WORK REQUIRED: Copy each line of the records that holds the string "name".

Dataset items
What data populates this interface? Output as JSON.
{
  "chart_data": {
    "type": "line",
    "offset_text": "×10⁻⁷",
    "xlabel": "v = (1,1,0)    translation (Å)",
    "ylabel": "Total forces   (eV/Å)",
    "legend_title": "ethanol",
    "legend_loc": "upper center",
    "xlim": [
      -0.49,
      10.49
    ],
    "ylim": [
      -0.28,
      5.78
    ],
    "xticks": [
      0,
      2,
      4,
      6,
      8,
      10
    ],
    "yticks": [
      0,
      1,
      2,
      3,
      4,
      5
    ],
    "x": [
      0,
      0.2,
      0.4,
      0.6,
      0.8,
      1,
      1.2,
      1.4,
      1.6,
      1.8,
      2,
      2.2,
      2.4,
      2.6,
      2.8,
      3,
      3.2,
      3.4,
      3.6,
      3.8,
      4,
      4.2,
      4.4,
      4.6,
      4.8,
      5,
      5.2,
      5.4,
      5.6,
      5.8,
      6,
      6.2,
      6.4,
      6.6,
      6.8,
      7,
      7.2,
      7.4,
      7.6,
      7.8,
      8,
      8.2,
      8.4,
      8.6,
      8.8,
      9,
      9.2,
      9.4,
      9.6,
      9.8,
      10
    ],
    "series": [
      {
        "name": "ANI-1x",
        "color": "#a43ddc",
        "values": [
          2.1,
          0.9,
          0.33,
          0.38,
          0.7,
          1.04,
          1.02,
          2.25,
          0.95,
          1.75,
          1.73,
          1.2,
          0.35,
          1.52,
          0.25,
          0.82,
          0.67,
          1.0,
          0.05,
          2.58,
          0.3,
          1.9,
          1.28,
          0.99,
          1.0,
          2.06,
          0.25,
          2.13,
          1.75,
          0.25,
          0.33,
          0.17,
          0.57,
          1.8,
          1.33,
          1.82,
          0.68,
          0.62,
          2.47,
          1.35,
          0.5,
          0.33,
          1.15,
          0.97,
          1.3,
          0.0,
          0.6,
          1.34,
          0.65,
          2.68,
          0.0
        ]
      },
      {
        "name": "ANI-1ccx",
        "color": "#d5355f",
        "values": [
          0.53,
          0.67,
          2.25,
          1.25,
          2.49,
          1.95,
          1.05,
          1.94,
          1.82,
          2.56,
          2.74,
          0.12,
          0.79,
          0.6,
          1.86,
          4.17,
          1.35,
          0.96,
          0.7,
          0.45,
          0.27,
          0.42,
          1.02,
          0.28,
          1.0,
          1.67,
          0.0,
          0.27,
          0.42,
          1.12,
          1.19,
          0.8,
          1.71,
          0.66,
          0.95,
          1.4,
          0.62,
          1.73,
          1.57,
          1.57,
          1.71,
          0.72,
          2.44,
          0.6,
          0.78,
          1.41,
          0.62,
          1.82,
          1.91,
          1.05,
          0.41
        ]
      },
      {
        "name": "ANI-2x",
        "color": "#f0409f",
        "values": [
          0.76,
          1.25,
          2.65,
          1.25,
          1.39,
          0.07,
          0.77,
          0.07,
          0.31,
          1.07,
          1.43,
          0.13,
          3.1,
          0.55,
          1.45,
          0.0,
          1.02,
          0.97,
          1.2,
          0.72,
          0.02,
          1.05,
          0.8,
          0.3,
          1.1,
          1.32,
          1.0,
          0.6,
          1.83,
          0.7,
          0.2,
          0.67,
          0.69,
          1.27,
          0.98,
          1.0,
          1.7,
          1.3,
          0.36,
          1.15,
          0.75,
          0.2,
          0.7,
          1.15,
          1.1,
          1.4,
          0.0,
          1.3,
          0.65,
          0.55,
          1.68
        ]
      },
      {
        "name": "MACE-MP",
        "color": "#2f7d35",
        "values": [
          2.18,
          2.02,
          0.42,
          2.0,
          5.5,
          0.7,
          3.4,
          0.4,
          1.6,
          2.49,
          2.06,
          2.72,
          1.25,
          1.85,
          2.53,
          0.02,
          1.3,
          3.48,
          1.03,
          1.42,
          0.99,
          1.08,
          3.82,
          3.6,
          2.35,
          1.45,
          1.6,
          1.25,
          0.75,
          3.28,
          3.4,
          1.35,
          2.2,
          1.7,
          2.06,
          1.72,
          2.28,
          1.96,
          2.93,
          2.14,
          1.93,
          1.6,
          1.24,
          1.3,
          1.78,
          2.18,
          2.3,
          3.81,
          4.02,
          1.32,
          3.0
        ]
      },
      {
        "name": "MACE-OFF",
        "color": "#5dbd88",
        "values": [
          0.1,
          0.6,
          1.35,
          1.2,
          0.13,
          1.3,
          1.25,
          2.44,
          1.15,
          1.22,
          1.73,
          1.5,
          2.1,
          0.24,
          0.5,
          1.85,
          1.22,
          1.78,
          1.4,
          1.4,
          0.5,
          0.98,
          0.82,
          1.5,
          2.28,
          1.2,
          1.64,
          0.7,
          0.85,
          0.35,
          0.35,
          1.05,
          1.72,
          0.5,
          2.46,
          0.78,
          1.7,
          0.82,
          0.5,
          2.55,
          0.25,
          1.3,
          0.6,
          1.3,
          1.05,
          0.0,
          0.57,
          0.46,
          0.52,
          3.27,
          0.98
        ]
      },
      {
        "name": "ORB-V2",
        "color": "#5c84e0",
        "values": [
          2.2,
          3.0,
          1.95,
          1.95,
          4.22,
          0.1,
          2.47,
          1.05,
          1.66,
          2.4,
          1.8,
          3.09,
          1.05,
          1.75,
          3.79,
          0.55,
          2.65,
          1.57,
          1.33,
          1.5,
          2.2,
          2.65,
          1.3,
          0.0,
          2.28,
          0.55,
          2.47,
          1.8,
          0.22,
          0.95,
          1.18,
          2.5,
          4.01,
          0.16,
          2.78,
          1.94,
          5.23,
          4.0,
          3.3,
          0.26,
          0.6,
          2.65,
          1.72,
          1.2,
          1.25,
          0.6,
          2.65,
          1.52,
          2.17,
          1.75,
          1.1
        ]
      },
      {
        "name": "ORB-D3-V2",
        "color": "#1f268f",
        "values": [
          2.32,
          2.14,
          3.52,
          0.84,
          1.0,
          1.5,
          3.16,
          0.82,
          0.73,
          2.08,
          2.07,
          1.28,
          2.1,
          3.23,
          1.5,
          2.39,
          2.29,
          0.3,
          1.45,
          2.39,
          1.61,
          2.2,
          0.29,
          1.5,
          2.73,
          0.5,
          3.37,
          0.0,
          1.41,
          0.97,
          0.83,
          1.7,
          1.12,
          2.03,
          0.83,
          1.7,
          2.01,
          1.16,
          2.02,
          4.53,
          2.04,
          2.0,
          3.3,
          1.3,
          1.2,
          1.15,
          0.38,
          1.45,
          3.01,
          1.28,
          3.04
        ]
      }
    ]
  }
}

FULL RESPONSE:
        "name": "ANI-1x",
        "name": "ANI-1ccx",
        "name": "ANI-2x",
        "name": "MACE-MP",
        "name": "MACE-OFF",
        "name": "ORB-V2",
        "name": "ORB-D3-V2",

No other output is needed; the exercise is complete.